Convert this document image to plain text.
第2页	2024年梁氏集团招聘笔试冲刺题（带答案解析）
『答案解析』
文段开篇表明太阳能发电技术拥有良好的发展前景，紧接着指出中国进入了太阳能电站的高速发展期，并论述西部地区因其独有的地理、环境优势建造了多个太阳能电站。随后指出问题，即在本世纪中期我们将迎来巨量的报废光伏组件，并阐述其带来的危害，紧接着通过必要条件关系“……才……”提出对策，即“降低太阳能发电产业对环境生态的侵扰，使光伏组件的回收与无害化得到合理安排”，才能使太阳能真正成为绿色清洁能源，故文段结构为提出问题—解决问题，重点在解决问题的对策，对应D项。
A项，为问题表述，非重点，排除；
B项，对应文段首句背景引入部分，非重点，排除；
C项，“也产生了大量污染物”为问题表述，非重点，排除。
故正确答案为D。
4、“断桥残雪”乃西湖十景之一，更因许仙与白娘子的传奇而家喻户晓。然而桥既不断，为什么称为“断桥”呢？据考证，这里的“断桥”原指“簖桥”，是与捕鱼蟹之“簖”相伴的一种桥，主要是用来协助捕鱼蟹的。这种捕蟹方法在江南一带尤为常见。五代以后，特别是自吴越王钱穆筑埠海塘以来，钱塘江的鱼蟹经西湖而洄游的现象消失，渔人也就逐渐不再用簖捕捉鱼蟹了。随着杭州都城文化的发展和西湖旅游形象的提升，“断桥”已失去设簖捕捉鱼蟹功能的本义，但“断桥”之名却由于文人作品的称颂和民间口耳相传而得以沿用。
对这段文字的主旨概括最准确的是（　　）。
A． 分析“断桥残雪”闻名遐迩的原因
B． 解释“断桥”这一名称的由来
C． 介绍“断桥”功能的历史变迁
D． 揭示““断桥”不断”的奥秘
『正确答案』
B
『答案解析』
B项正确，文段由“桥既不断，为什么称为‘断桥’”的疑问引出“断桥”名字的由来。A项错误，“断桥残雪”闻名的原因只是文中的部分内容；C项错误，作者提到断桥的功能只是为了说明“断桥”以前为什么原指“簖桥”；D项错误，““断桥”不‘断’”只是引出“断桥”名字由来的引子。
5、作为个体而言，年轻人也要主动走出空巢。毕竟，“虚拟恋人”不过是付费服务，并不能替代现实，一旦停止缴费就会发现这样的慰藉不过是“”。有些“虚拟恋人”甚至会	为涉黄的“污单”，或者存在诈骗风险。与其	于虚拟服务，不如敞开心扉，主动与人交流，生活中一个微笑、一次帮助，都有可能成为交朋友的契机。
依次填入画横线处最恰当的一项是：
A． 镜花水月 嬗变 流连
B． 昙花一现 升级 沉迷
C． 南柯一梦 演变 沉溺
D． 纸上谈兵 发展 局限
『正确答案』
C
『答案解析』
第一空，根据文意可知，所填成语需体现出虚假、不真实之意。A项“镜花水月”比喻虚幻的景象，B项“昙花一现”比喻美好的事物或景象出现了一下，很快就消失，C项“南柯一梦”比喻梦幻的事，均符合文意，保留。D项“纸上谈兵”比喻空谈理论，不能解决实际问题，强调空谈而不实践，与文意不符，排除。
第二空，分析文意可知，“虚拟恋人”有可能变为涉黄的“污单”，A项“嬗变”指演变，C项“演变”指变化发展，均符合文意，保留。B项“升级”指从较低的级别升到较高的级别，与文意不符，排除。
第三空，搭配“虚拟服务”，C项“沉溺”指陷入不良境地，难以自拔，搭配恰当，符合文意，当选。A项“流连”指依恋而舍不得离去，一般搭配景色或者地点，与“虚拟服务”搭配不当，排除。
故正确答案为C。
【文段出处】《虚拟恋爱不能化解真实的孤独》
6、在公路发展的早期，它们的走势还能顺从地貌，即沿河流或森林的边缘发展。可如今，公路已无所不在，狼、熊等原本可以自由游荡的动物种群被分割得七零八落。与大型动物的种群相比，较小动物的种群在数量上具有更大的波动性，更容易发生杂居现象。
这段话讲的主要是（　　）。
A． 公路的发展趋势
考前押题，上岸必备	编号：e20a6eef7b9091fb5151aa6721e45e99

+-------+

- **To be done**
Scan the listing above. Collect all lines with the word "虚拟恋人".

- **Answer to this problem**
5、作为个体而言，年轻人也要主动走出空巢。毕竟，“虚拟恋人”不过是付费服务，并不能替代现实，一旦停止缴费就会发现这样的慰藉不过是“”。有些“虚拟恋人”甚至会	为涉黄的“污单”，或者存在诈骗风险。与其	于虚拟服务，不如敞开心扉，主动与人交流，生活中一个微笑、一次帮助，都有可能成为交朋友的契机。
第二空，分析文意可知，“虚拟恋人”有可能变为涉黄的“污单”，A项“嬗变”指演变，C项“演变”指变化发展，均符合文意，保留。B项“升级”指从较低的级别升到较高的级别，与文意不符，排除。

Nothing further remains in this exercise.